• _TASK STATEMENT_
Copy all the entries below exactly, but not the pictures.

• _SUPPLIED DATA_
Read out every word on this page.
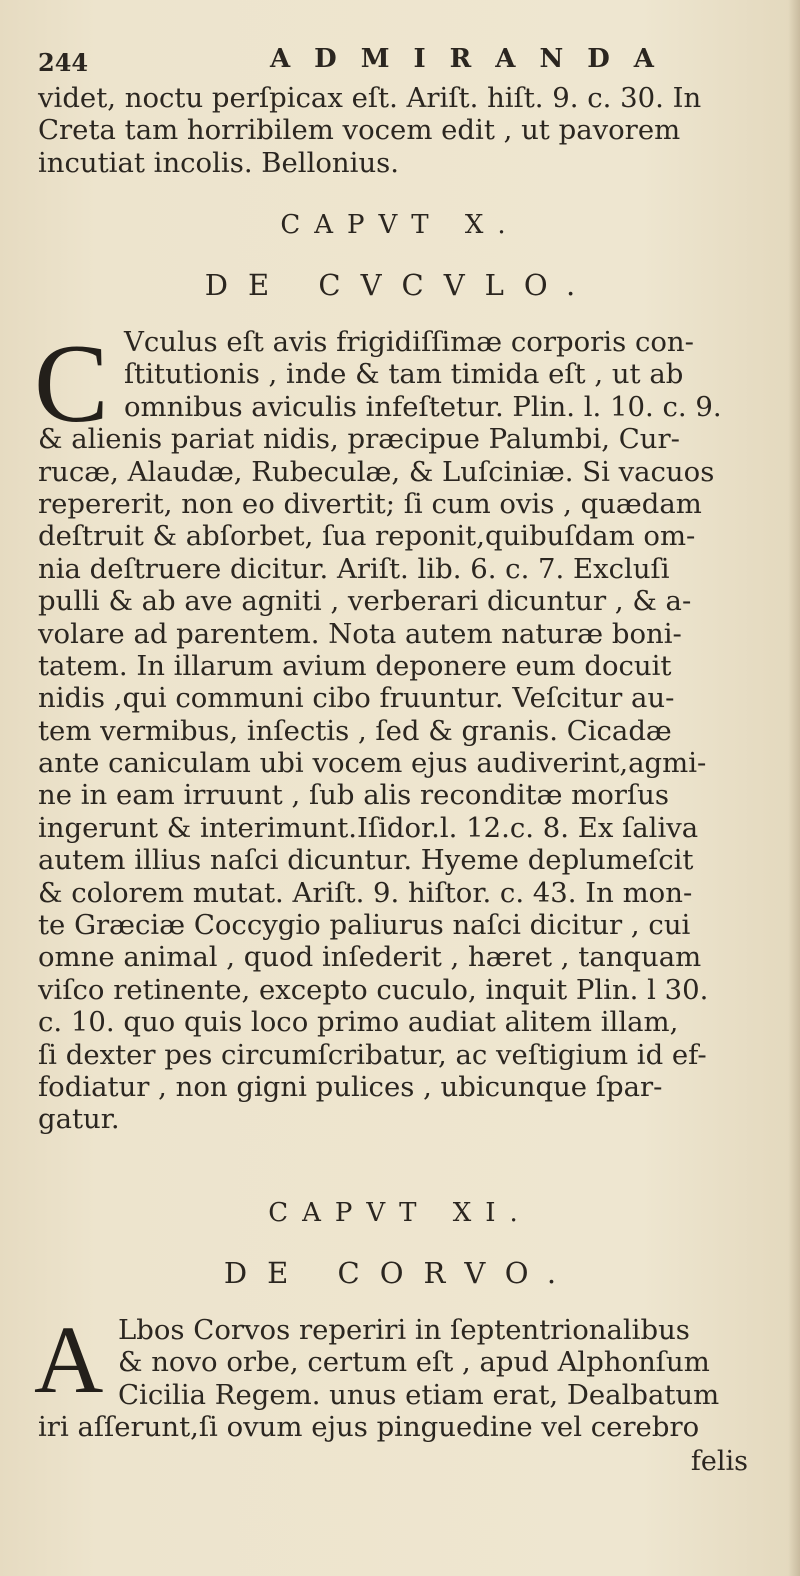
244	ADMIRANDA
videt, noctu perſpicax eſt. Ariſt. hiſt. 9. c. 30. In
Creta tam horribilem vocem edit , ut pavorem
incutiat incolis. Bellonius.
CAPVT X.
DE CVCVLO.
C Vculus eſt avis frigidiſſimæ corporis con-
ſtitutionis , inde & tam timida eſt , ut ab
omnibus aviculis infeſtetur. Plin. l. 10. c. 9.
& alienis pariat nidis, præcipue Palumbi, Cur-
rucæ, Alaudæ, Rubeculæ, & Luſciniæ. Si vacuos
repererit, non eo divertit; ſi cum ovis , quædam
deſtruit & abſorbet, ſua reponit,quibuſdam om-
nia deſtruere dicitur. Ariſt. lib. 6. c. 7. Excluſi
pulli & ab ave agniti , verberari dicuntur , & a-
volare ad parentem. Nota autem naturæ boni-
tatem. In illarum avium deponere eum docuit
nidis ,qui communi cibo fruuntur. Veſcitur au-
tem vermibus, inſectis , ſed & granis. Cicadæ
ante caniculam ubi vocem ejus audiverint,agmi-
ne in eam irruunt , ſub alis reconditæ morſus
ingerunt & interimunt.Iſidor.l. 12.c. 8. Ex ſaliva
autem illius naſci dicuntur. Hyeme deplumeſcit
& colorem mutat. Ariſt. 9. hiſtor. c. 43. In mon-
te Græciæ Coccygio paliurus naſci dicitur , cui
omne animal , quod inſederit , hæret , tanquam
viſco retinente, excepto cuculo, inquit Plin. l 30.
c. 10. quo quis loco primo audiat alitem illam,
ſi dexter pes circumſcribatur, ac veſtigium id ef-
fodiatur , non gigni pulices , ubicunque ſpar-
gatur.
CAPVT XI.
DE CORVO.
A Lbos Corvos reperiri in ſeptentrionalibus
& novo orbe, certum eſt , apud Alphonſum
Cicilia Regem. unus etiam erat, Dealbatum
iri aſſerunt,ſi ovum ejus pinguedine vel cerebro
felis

• _RESULT FOR THIS EXERCISE_
Read out every word on this page.
244	ADMIRANDA
videt, noctu perſpicax eſt. Ariſt. hiſt. 9. c. 30. In
Creta tam horribilem vocem edit , ut pavorem
incutiat incolis. Bellonius.
CAPVT X.
DE CVCVLO.
C Vculus eſt avis frigidiſſimæ corporis con-
ſtitutionis , inde & tam timida eſt , ut ab
omnibus aviculis infeſtetur. Plin. l. 10. c. 9.
& alienis pariat nidis, præcipue Palumbi, Cur-
rucæ, Alaudæ, Rubeculæ, & Luſciniæ. Si vacuos
repererit, non eo divertit; ſi cum ovis , quædam
deſtruit & abſorbet, ſua reponit,quibuſdam om-
nia deſtruere dicitur. Ariſt. lib. 6. c. 7. Excluſi
pulli & ab ave agniti , verberari dicuntur , & a-
volare ad parentem. Nota autem naturæ boni-
tatem. In illarum avium deponere eum docuit
nidis ,qui communi cibo fruuntur. Veſcitur au-
tem vermibus, inſectis , ſed & granis. Cicadæ
ante caniculam ubi vocem ejus audiverint,agmi-
ne in eam irruunt , ſub alis reconditæ morſus
ingerunt & interimunt.Iſidor.l. 12.c. 8. Ex ſaliva
autem illius naſci dicuntur. Hyeme deplumeſcit
& colorem mutat. Ariſt. 9. hiſtor. c. 43. In mon-
te Græciæ Coccygio paliurus naſci dicitur , cui
omne animal , quod inſederit , hæret , tanquam
viſco retinente, excepto cuculo, inquit Plin. l 30.
c. 10. quo quis loco primo audiat alitem illam,
ſi dexter pes circumſcribatur, ac veſtigium id ef-
fodiatur , non gigni pulices , ubicunque ſpar-
gatur.
CAPVT XI.
DE CORVO.
A Lbos Corvos reperiri in ſeptentrionalibus
& novo orbe, certum eſt , apud Alphonſum
Cicilia Regem. unus etiam erat, Dealbatum
iri aſſerunt,ſi ovum ejus pinguedine vel cerebro
felis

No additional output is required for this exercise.